Document excerpt:
↓
You will live because your friends have the good sense and training to shout, “Stay with me! Don’t you die on me!” or something of the sort. This incantation is powerful and works in 95 percent of TV shootings. (I really must try this the next time I am running a code in the hospital.)

However, there may be a plot twist, and you can’t get medical attention right away. In that case, your friends, with no medical training, KNOW that it is ESSENTIAL to get that bullet out right away! They will go through a lot of contortions to dig the bullet out while you are stoic. Forget the fact that there are war veterans with bullets in them that were never removed. Forget the fact that the damage done by the bullet is way more important than the bullet itself; everyone is going to focus on digging that bullet out. Oh, and at some point, one of your friends will say, “It’s already getting infected!” even though you were just shot 30 minutes ago. Jeez! Remember President Garfield? He died in 1881, not from the bullet from the assassination attempt, but from the damage the doctors did, mucking around to get the bullet out. In all fairness, the germ theory wasn’t understood then, and the aseptic technique wasn’t in vogue. Still…

Let’s say you are shot, and you make it to the hospital. The first thing you will notice at TV hospitals is—there are only doctors. No nurses, no respiratory therapists. The doctors are all-purpose doctors who provide all your care. One doctor will see you in the ER, whisk you to the CT scanner, perform and read the CT scan, take you right to the OR (I guess to get that pesky bullet out your friends left in), watch over you in the recovery room, and probably bring you your lunch! These TV doctors specialize in everything! And they need no help, no radiology tech to run the CT scanner, no radiologist to read the CT scan, no anesthesiologist to keep you sedated during surgery, no scrub nurses to help the doctor in the OR during surgery, and no ICU doctors and nurses to take care of you while you recover. Amazing! I wonder why we need all those other people at my hospital.
↑
Extracted information:
↓
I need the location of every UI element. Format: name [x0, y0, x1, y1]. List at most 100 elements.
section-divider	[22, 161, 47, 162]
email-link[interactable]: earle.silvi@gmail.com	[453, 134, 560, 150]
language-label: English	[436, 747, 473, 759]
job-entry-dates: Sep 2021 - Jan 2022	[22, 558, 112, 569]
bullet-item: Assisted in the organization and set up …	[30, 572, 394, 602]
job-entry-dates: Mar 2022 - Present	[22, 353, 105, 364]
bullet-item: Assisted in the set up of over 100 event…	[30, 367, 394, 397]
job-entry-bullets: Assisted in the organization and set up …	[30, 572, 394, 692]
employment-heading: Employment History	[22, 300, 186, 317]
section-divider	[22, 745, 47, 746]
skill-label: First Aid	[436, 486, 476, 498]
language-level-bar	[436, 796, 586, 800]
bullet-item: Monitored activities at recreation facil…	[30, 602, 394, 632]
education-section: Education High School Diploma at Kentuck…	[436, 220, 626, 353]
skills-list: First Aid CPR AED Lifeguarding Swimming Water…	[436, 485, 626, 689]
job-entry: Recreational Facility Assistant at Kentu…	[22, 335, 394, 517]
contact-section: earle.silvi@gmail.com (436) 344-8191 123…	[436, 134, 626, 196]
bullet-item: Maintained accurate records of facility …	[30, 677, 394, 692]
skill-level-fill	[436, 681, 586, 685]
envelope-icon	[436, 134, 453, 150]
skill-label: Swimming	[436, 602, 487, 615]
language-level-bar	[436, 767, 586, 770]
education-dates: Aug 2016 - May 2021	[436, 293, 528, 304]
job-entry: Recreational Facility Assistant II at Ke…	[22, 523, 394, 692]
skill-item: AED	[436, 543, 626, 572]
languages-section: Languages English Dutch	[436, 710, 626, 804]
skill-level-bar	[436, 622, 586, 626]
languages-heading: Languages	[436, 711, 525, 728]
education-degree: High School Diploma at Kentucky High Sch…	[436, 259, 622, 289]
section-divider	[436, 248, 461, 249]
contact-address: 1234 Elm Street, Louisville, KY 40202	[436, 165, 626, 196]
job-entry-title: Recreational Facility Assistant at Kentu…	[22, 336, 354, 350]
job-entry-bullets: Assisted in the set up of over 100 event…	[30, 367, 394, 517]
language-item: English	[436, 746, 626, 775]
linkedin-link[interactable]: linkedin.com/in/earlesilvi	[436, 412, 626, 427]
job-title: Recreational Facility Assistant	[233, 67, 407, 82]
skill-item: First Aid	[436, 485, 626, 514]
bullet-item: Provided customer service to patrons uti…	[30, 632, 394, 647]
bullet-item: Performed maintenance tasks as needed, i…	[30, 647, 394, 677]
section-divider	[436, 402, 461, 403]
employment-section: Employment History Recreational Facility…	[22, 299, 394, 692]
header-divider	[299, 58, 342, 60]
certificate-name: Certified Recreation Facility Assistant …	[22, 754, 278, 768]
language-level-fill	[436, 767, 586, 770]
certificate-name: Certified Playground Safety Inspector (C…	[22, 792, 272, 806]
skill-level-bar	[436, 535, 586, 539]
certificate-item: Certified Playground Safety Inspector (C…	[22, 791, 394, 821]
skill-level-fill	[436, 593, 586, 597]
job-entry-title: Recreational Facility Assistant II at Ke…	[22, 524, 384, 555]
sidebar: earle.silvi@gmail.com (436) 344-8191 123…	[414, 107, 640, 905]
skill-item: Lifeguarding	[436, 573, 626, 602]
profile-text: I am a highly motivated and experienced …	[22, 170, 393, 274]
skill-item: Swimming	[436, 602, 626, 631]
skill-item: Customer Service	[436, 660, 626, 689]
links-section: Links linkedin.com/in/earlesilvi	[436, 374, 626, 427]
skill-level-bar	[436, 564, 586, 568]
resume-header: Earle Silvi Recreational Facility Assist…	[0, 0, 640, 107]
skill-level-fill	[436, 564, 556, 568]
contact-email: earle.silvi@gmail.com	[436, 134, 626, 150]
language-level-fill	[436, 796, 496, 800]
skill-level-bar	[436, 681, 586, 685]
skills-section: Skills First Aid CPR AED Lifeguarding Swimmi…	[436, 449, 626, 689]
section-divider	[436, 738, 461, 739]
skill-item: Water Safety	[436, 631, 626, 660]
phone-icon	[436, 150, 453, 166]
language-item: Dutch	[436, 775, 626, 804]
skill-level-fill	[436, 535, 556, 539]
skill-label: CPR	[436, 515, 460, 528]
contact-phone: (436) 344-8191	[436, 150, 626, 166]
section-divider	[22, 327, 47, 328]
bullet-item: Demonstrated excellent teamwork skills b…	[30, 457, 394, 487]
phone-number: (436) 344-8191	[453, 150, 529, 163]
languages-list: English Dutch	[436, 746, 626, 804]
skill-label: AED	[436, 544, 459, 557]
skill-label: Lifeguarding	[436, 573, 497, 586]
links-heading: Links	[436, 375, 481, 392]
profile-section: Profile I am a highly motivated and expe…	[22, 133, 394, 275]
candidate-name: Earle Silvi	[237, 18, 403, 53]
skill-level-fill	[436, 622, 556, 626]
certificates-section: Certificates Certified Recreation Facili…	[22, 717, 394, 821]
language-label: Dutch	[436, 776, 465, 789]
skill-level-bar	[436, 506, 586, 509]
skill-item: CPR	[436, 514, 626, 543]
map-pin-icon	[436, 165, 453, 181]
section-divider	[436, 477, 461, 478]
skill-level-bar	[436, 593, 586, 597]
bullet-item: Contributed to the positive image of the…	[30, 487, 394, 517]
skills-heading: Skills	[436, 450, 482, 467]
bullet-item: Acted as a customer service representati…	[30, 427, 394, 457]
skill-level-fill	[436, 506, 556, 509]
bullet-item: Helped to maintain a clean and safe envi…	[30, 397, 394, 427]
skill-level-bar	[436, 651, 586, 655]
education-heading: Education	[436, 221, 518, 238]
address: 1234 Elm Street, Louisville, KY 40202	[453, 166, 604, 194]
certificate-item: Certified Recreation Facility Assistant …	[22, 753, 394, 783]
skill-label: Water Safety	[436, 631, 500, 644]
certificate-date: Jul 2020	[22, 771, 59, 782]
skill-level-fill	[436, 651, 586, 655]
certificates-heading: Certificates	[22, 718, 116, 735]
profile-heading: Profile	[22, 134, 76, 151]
↑
Work to complete:
1 - Translate this sentence from the piece on TV gunshot scenes into Spanish: "Forget the fact that there are war veterans with bullets in them that were never removed."
2 - Reproduce the part of the piece on TV gunshot scenes between "Let’s say you" and "at my hospital.", inclusive.
3 - Carry the piece on TV gunshot scenes further, starting after its last sentence.
None of the items are needed here.

Results in order:
1 - Olvida el hecho de que hay veteranos de guerra con balas en el cuerpo que nunca fueron extraídas.

2 -
Let’s say you are shot, and you make it to the hospital. The first thing you will notice at TV hospitals is—there are only doctors. No nurses, no respiratory therapists. The doctors are all-purpose doctors who provide all your care. One doctor will see you in the ER, whisk you to the CT scanner, perform and read the CT scan, take you right to the OR (I guess to get that pesky bullet out your friends left in), watch over you in the recovery room, and probably bring you your lunch! These TV doctors specialize in everything! And they need no help, no radiology tech to run the CT scanner, no radiologist to read the CT scan, no anesthesiologist to keep you sedated during surgery, no scrub nurses to help the doctor in the OR during surgery, and no ICU doctors and nurses to take care of you while you recover. Amazing! I wonder why we need all those other people at my hospital.

3 -
Perhaps you were grievously injured, and you are in a coma post-operatively. Your ICU room will be at the quiet end of the hall. A nurse will almost never come in. You’ll have one little IV, no stickers on your chest attached to wires, yet there will be a heart monitor. Magic! Odd because in my real-life ICU, the patients are covered in wires, have multiple IVs, have IV poles with 4-5 bags of IV fluid, and can’t move without setting off some kind of alarm. Watch out; the bad guy may sneak in, stick a syringe of poison into your IV bag, and squeeze the bag. You will immediately convulse the second the bag is squeezed (I’m chortling now). Hopefully, your doctor (who took care of everything else) will happen along and save you. And no matter how long you are in the coma, months, or years (a la Steven Segal in Hard to Kill—seven years in a coma), don’t worry. Your muscles won’t waste away; you won’t be weak or confused when you come to. You’ll be able to hop out of bed and sneak out of the hospital without any problem.

If you are a good guy in the ICU, you will probably be able to talk, even though you are intubated and on a ventilator (Be aware, should this happen to you IRL, talking is impossible in the situation.). If you are one of the rare bad guys who makes it to the ICU and you arrest, your monitors will flat-line, the doctor will look sad and surprised, and you will just die. You are at particularly high risk of this if you are supposed to make a statement in court or identify a drug lord. If you are a good guy and arrested, this same doctor will miraculously know how to run a code, and you will survive.

And no matter what kind of surgery you had, you will heal quickly and be able to walk out of the hospital with only a limp, a sling for your arm, or a Band-Aid for your forehead. And you’ll be determined to return to work tomorrow.

All I can say is thank heavens for TV medicine: I have learned a lot! And it’s clear; be the good guy, not the bad guy!

Ann F. Beach is a pediatric hospitalist.